(Data excerpts)
------------------------------------------------------------------------

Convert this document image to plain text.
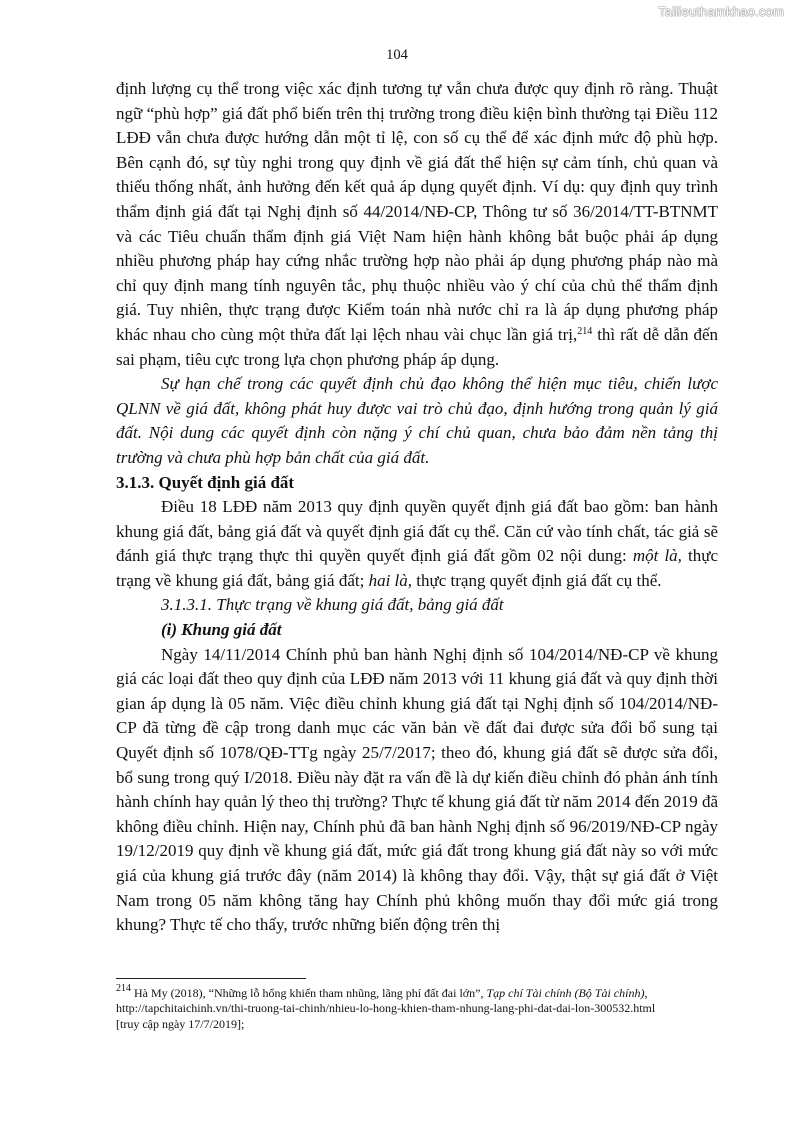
Tailieuthamkhao.com
104

định lượng cụ thể trong việc xác định tương tự vẫn chưa được quy định rõ ràng. Thuật ngữ “phù hợp” giá đất phổ biến trên thị trường trong điều kiện bình thường tại Điều 112 LĐĐ vẫn chưa được hướng dẫn một tỉ lệ, con số cụ thể để xác định mức độ phù hợp. Bên cạnh đó, sự tùy nghi trong quy định về giá đất thể hiện sự cảm tính, chủ quan và thiếu thống nhất, ảnh hưởng đến kết quả áp dụng quyết định. Ví dụ: quy định quy trình thẩm định giá đất tại Nghị định số 44/2014/NĐ-CP, Thông tư số 36/2014/TT-BTNMT và các Tiêu chuẩn thẩm định giá Việt Nam hiện hành không bắt buộc phải áp dụng nhiều phương pháp hay cứng nhắc trường hợp nào phải áp dụng phương pháp nào mà chỉ quy định mang tính nguyên tắc, phụ thuộc nhiều vào ý chí của chủ thể thẩm định giá. Tuy nhiên, thực trạng được Kiểm toán nhà nước chỉ ra là áp dụng phương pháp khác nhau cho cùng một thửa đất lại lệch nhau vài chục lần giá trị,$^{214}$ thì rất dễ dẫn đến sai phạm, tiêu cực trong lựa chọn phương pháp áp dụng.

Sự hạn chế trong các quyết định chủ đạo không thể hiện mục tiêu, chiến lược QLNN về giá đất, không phát huy được vai trò chủ đạo, định hướng trong quản lý giá đất. Nội dung các quyết định còn nặng ý chí chủ quan, chưa bảo đảm nền tảng thị trường và chưa phù hợp bản chất của giá đất.

3.1.3. Quyết định giá đất

Điều 18 LĐĐ năm 2013 quy định quyền quyết định giá đất bao gồm: ban hành khung giá đất, bảng giá đất và quyết định giá đất cụ thể. Căn cứ vào tính chất, tác giả sẽ đánh giá thực trạng thực thi quyền quyết định giá đất gồm 02 nội dung: một là, thực trạng về khung giá đất, bảng giá đất; hai là, thực trạng quyết định giá đất cụ thể.

3.1.3.1. Thực trạng về khung giá đất, bảng giá đất

(i) Khung giá đất

Ngày 14/11/2014 Chính phủ ban hành Nghị định số 104/2014/NĐ-CP về khung giá các loại đất theo quy định của LĐĐ năm 2013 với 11 khung giá đất và quy định thời gian áp dụng là 05 năm. Việc điều chỉnh khung giá đất tại Nghị định số 104/2014/NĐ-CP đã từng đề cập trong danh mục các văn bản về đất đai được sửa đổi bổ sung tại Quyết định số 1078/QĐ-TTg ngày 25/7/2017; theo đó, khung giá đất sẽ được sửa đổi, bổ sung trong quý I/2018. Điều này đặt ra vấn đề là dự kiến điều chỉnh đó phản ánh tính hành chính hay quản lý theo thị trường? Thực tế khung giá đất từ năm 2014 đến 2019 đã không điều chỉnh. Hiện nay, Chính phủ đã ban hành Nghị định số 96/2019/NĐ-CP ngày 19/12/2019 quy định về khung giá đất, mức giá đất trong khung giá đất này so với mức giá của khung giá trước đây (năm 2014) là không thay đổi. Vậy, thật sự giá đất ở Việt Nam trong 05 năm không tăng hay Chính phủ không muốn thay đổi mức giá trong khung? Thực tế cho thấy, trước những biến động trên thị

$^{214}$ Hà My (2018), “Những lỗ hổng khiến tham nhũng, lãng phí đất đai lớn”, Tạp chí Tài chính (Bộ Tài chính),

http://tapchitaichinh.vn/thi-truong-tai-chinh/nhieu-lo-hong-khien-tham-nhung-lang-phi-dat-dai-lon-300532.html

[truy cập ngày 17/7/2019];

------------------------------------------------------------------------

### GIVEN PROBLEM
Locate each line with the word "dung" and copy it.

### ANSWER TO THE TASK
Sự hạn chế trong các quyết định chủ đạo không thể hiện mục tiêu, chiến lược QLNN về giá đất, không phát huy được vai trò chủ đạo, định hướng trong quản lý giá đất. Nội dung các quyết định còn nặng ý chí chủ quan, chưa bảo đảm nền tảng thị trường và chưa phù hợp bản chất của giá đất.
Điều 18 LĐĐ năm 2013 quy định quyền quyết định giá đất bao gồm: ban hành khung giá đất, bảng giá đất và quyết định giá đất cụ thể. Căn cứ vào tính chất, tác giả sẽ đánh giá thực trạng thực thi quyền quyết định giá đất gồm 02 nội dung: một là, thực trạng về khung giá đất, bảng giá đất; hai là, thực trạng quyết định giá đất cụ thể.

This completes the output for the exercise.